--- START MATERIAL SUPPLIED ---

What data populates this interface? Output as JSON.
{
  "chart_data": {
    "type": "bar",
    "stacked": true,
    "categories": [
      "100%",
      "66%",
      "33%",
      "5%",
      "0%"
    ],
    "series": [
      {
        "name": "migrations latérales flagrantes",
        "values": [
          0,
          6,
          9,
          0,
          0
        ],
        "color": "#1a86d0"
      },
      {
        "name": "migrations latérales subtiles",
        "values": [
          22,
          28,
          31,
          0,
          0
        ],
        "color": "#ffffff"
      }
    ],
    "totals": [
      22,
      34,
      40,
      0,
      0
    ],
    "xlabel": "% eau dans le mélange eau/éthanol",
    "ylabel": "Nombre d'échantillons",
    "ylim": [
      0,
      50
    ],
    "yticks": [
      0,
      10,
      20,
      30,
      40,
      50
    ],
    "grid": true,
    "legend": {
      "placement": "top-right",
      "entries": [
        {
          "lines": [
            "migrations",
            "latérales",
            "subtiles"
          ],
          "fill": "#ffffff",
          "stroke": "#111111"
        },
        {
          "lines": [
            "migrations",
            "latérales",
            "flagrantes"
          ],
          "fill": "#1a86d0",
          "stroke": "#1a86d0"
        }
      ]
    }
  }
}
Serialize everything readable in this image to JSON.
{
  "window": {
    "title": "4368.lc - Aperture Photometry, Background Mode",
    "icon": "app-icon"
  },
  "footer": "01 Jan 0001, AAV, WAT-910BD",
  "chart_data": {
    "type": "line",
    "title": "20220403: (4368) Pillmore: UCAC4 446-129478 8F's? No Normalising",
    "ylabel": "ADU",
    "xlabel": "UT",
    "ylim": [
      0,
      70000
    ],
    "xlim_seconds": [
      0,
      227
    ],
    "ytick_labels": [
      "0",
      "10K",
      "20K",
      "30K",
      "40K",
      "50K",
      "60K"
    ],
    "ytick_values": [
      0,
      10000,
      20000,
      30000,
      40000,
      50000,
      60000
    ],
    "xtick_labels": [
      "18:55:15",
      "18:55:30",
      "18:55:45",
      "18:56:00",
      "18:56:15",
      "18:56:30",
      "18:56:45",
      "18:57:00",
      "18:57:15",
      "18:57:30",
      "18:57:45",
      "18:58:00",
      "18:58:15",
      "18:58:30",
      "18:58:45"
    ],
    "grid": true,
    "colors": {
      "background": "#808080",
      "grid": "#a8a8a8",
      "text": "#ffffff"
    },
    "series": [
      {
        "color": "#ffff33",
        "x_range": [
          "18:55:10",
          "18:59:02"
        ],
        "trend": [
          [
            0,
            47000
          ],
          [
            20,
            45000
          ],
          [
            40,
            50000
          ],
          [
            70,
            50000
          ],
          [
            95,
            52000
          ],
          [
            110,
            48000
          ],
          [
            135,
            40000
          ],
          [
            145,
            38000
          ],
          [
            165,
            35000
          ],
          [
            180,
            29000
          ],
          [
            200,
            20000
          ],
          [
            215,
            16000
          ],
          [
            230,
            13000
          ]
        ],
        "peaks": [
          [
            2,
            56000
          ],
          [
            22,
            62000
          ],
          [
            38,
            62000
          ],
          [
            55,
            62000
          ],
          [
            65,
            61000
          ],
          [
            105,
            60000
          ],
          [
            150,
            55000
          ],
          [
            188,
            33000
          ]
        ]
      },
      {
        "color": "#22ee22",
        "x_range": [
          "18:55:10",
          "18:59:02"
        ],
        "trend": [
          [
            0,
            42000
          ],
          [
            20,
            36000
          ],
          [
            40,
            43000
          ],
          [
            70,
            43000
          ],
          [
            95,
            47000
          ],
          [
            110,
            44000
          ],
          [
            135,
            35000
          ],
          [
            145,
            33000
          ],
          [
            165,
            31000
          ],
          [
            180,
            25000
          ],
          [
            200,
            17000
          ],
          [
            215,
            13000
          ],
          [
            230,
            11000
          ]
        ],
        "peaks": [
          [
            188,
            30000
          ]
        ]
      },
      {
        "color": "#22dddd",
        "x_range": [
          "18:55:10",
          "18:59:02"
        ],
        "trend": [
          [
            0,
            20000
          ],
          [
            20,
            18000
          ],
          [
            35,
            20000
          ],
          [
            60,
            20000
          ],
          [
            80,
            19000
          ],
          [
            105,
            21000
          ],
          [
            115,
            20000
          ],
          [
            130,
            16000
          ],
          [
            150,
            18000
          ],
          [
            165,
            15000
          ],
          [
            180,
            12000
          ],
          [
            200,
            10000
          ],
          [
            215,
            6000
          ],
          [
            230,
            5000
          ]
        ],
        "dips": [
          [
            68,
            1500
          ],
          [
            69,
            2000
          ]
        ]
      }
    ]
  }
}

--- END MATERIAL SUPPLIED ---

WHAT THE EXERCISE ASKS :: How many lines in the listing contain "latérales"? Answer with the number alone.

ANSWER IN FULL :: 4